== Listed entries ==

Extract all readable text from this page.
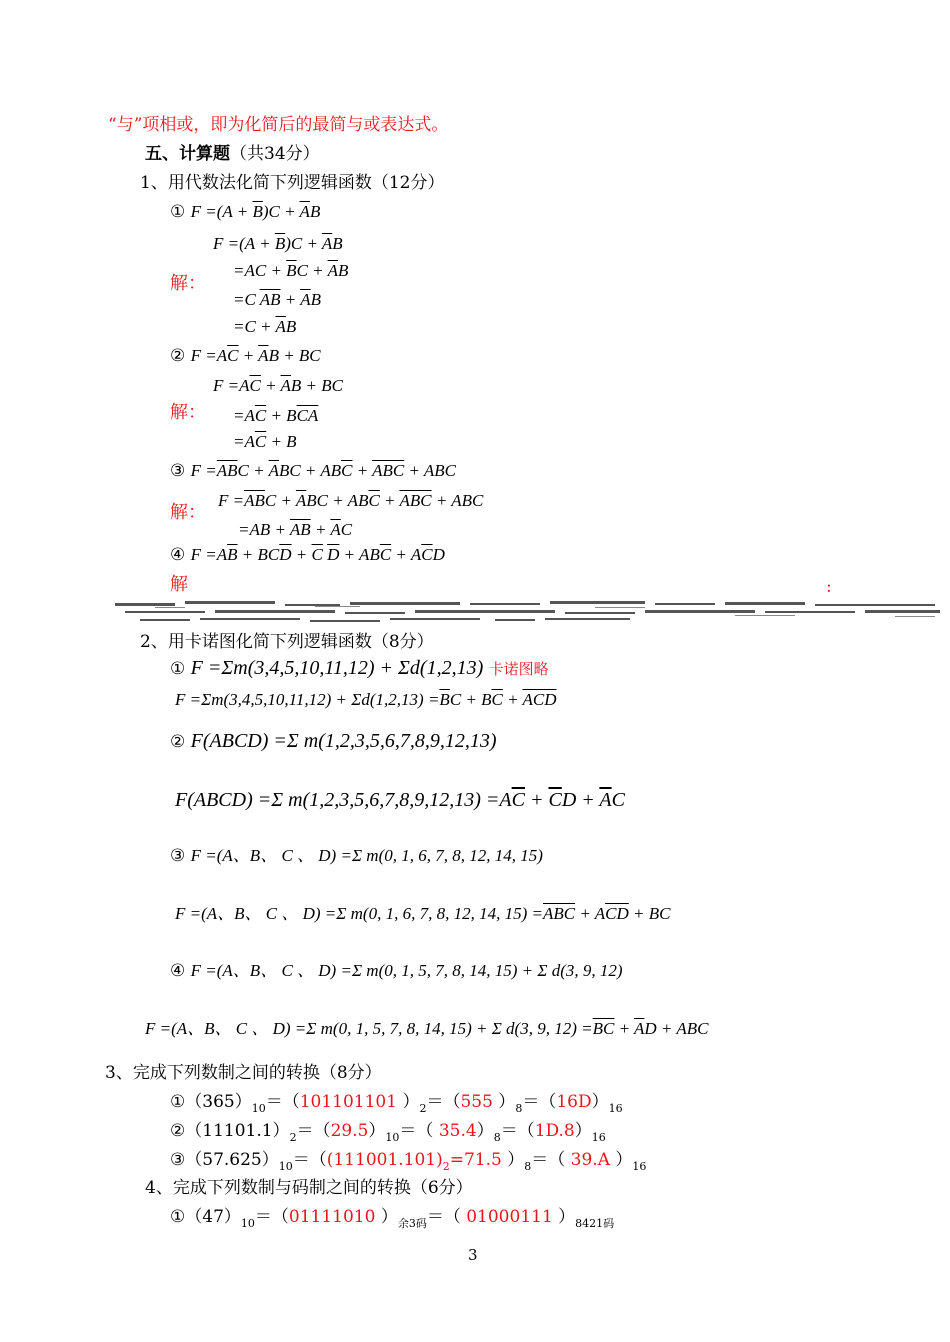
“与”项相或，即为化简后的最简与或表达式。
五、计算题（共34分）
1、用代数法化简下列逻辑函数（12分）
① $F =(A + \overline{B})C + \overline{A}B$
$F =(A + \overline{B})C + \overline{A}B$
$=AC + \overline{B}C + \overline{A}B$
=C AB + $\overline{A}B$
$=C + \overline{A}B$
解：
② $F =A\overline{C} + \overline{A}B$ + BC
$F =A\overline{C} + \overline{A}B$ + BC
$=A\overline{C} + B\overline{CA}$
$=A\overline{C} + B$
解：
③ $F =\overline{AB}C + \overline{A}BC + AB\overline{C} + \overline{ABC}$ + ABC
$F =\overline{AB}C + \overline{A}BC + AB\overline{C} + \overline{ABC}$ + ABC
$=AB + \overline{AB} + \overline{A}C$
解：
④ $F =A\overline{B} + BC\overline{D} + \overline{C}$ $\overline{D} + AB\overline{C} + A\overline{C}D$
解	:
2、用卡诺图化简下列逻辑函数（8分）
① F =Σm(3,4,5,10,11,12) + Σd(1,2,13) 卡诺图略
$F =\Sigma m(3,4,5,10,11,12) + \Sigma d(1,2,13) =\overline{B}C + B\overline{C} + \overline{ACD}$
② F(ABCD) =Σ m(1,2,3,5,6,7,8,9,12,13)
F(ABCD) =Σ $m(1,2,3,5,6,7,8,9,12,13) =A\overline{C} + \overline{C}D + \overline{A}C$
③ F =(A、B、 C 、 D) =Σ m(0, 1, 6, 7, 8, 12, 14, 15)
F =(A、B、 C 、 D) =Σ m(0, 1, 6, 7, 8, 12, 14, $15) =\overline{ABC} + A\overline{CD}$ + BC
④ F =(A、B、 C 、 D) =Σ m(0, 1, 5, 7, 8, 14, 15) + Σ d(3, 9, 12)
F =(A、B、 C 、 D) =Σ m(0, 1, 5, 7, 8, 14, 15) + Σ d(3, 9, $12) =\overline{BC} + \overline{A}D$ + ABC
3、完成下列数制之间的转换（8分）
$①(365)_{10}=(101101101$ ）$_2=(555$ ）$_8=(16D)_{16}$
$②(11101.1)_2=(29.5)_{10}=$（ $35.4)_8=(1D.8)_{16}$
$③(57.625)_{10}=((111001.101)_2=71.5$ ）$_8=$（ 39.A ）$_{16}$
4、完成下列数制与码制之间的转换（6分）
$①(47)_{10}=(01111010$ ）$_{余3码}=$（ 01000111 ）$_{8421码}$
3
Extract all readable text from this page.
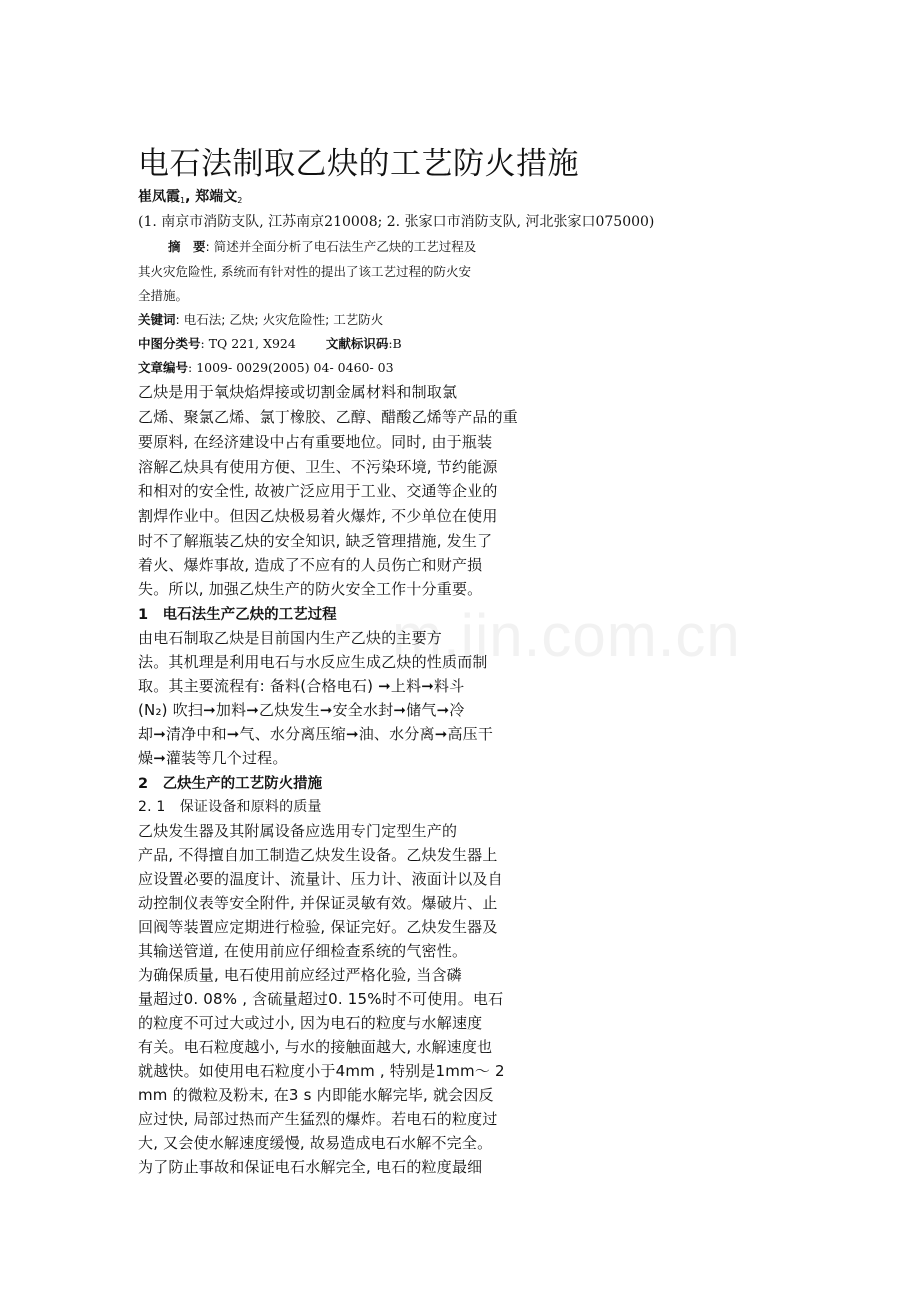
m.jin.com.cn
电石法制取乙炔的工艺防火措施
崔凤霞$_1$, 郑端文$_2$
(1. 南京市消防支队, 江苏南京210008; 2. 张家口市消防支队, 河北张家口075000)
摘　要: 简述并全面分析了电石法生产乙炔的工艺过程及
其火灾危险性, 系统而有针对性的提出了该工艺过程的防火安
全措施。
关键词: 电石法; 乙炔; 火灾危险性; 工艺防火
中图分类号: TQ 221, X924 文献标识码:B
文章编号: 1009- 0029(2005) 04- 0460- 03
乙炔是用于氧炔焰焊接或切割金属材料和制取氯
乙烯、聚氯乙烯、氯丁橡胶、乙醇、醋酸乙烯等产品的重
要原料, 在经济建设中占有重要地位。同时, 由于瓶装
溶解乙炔具有使用方便、卫生、不污染环境, 节约能源
和相对的安全性, 故被广泛应用于工业、交通等企业的
割焊作业中。但因乙炔极易着火爆炸, 不少单位在使用
时不了解瓶装乙炔的安全知识, 缺乏管理措施, 发生了
着火、爆炸事故, 造成了不应有的人员伤亡和财产损
失。所以, 加强乙炔生产的防火安全工作十分重要。
1　电石法生产乙炔的工艺过程
由电石制取乙炔是目前国内生产乙炔的主要方
法。其机理是利用电石与水反应生成乙炔的性质而制
取。其主要流程有: 备料(合格电石) ➞上料➞料斗
(N₂) 吹扫➞加料➞乙炔发生➞安全水封➞储气➞冷
却➞清净中和➞气、水分离压缩➞油、水分离➞高压干
燥➞灌装等几个过程。
2　乙炔生产的工艺防火措施
2. 1　保证设备和原料的质量
乙炔发生器及其附属设备应选用专门定型生产的
产品, 不得擅自加工制造乙炔发生设备。乙炔发生器上
应设置必要的温度计、流量计、压力计、液面计以及自
动控制仪表等安全附件, 并保证灵敏有效。爆破片、止
回阀等装置应定期进行检验, 保证完好。乙炔发生器及
其输送管道, 在使用前应仔细检查系统的气密性。
为确保质量, 电石使用前应经过严格化验, 当含磷
量超过0. 08% , 含硫量超过0. 15%时不可使用。电石
的粒度不可过大或过小, 因为电石的粒度与水解速度
有关。电石粒度越小, 与水的接触面越大, 水解速度也
就越快。如使用电石粒度小于4mm , 特别是1mm～ 2
mm 的微粒及粉末, 在3 s 内即能水解完毕, 就会因反
应过快, 局部过热而产生猛烈的爆炸。若电石的粒度过
大, 又会使水解速度缓慢, 故易造成电石水解不完全。
为了防止事故和保证电石水解完全, 电石的粒度最细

===

Without the pictures, write out all of the material exactly.

Extract all readable text from this page.
“与”项相或，即为化简后的最简与或表达式。
五、计算题（共34分）
1、用代数法化简下列逻辑函数（12分）
① $F =(A + \overline{B})C + \overline{A}B$
$F =(A + \overline{B})C + \overline{A}B$
$=AC + \overline{B}C + \overline{A}B$
=C AB + $\overline{A}B$
$=C + \overline{A}B$
解：
② $F =A\overline{C} + \overline{A}B$ + BC
$F =A\overline{C} + \overline{A}B$ + BC
$=A\overline{C} + B\overline{CA}$
$=A\overline{C} + B$
解：
③ $F =\overline{AB}C + \overline{A}BC + AB\overline{C} + \overline{ABC}$ + ABC
$F =\overline{AB}C + \overline{A}BC + AB\overline{C} + \overline{ABC}$ + ABC
$=AB + \overline{AB} + \overline{A}C$
解：
④ $F =A\overline{B} + BC\overline{D} + \overline{C}$ $\overline{D} + AB\overline{C} + A\overline{C}D$
解	:
2、用卡诺图化简下列逻辑函数（8分）
① F =Σm(3,4,5,10,11,12) + Σd(1,2,13) 卡诺图略
$F =\Sigma m(3,4,5,10,11,12) + \Sigma d(1,2,13) =\overline{B}C + B\overline{C} + \overline{ACD}$
② F(ABCD) =Σ m(1,2,3,5,6,7,8,9,12,13)
F(ABCD) =Σ $m(1,2,3,5,6,7,8,9,12,13) =A\overline{C} + \overline{C}D + \overline{A}C$
③ F =(A、B、 C 、 D) =Σ m(0, 1, 6, 7, 8, 12, 14, 15)
F =(A、B、 C 、 D) =Σ m(0, 1, 6, 7, 8, 12, 14, $15) =\overline{ABC} + A\overline{CD}$ + BC
④ F =(A、B、 C 、 D) =Σ m(0, 1, 5, 7, 8, 14, 15) + Σ d(3, 9, 12)
F =(A、B、 C 、 D) =Σ m(0, 1, 5, 7, 8, 14, 15) + Σ d(3, 9, $12) =\overline{BC} + \overline{A}D$ + ABC
3、完成下列数制之间的转换（8分）
$①(365)_{10}=(101101101$ ）$_2=(555$ ）$_8=(16D)_{16}$
$②(11101.1)_2=(29.5)_{10}=$（ $35.4)_8=(1D.8)_{16}$
$③(57.625)_{10}=((111001.101)_2=71.5$ ）$_8=$（ 39.A ）$_{16}$
4、完成下列数制与码制之间的转换（6分）
$①(47)_{10}=(01111010$ ）$_{余3码}=$（ 01000111 ）$_{8421码}$
3
Extract all readable text from this page.
m.jin.com.cn
电石法制取乙炔的工艺防火措施
崔凤霞$_1$, 郑端文$_2$
(1. 南京市消防支队, 江苏南京210008; 2. 张家口市消防支队, 河北张家口075000)
摘　要: 简述并全面分析了电石法生产乙炔的工艺过程及
其火灾危险性, 系统而有针对性的提出了该工艺过程的防火安
全措施。
关键词: 电石法; 乙炔; 火灾危险性; 工艺防火
中图分类号: TQ 221, X924 文献标识码:B
文章编号: 1009- 0029(2005) 04- 0460- 03
乙炔是用于氧炔焰焊接或切割金属材料和制取氯
乙烯、聚氯乙烯、氯丁橡胶、乙醇、醋酸乙烯等产品的重
要原料, 在经济建设中占有重要地位。同时, 由于瓶装
溶解乙炔具有使用方便、卫生、不污染环境, 节约能源
和相对的安全性, 故被广泛应用于工业、交通等企业的
割焊作业中。但因乙炔极易着火爆炸, 不少单位在使用
时不了解瓶装乙炔的安全知识, 缺乏管理措施, 发生了
着火、爆炸事故, 造成了不应有的人员伤亡和财产损
失。所以, 加强乙炔生产的防火安全工作十分重要。
1　电石法生产乙炔的工艺过程
由电石制取乙炔是目前国内生产乙炔的主要方
法。其机理是利用电石与水反应生成乙炔的性质而制
取。其主要流程有: 备料(合格电石) ➞上料➞料斗
(N₂) 吹扫➞加料➞乙炔发生➞安全水封➞储气➞冷
却➞清净中和➞气、水分离压缩➞油、水分离➞高压干
燥➞灌装等几个过程。
2　乙炔生产的工艺防火措施
2. 1　保证设备和原料的质量
乙炔发生器及其附属设备应选用专门定型生产的
产品, 不得擅自加工制造乙炔发生设备。乙炔发生器上
应设置必要的温度计、流量计、压力计、液面计以及自
动控制仪表等安全附件, 并保证灵敏有效。爆破片、止
回阀等装置应定期进行检验, 保证完好。乙炔发生器及
其输送管道, 在使用前应仔细检查系统的气密性。
为确保质量, 电石使用前应经过严格化验, 当含磷
量超过0. 08% , 含硫量超过0. 15%时不可使用。电石
的粒度不可过大或过小, 因为电石的粒度与水解速度
有关。电石粒度越小, 与水的接触面越大, 水解速度也
就越快。如使用电石粒度小于4mm , 特别是1mm～ 2
mm 的微粒及粉末, 在3 s 内即能水解完毕, 就会因反
应过快, 局部过热而产生猛烈的爆炸。若电石的粒度过
大, 又会使水解速度缓慢, 故易造成电石水解不完全。
为了防止事故和保证电石水解完全, 电石的粒度最细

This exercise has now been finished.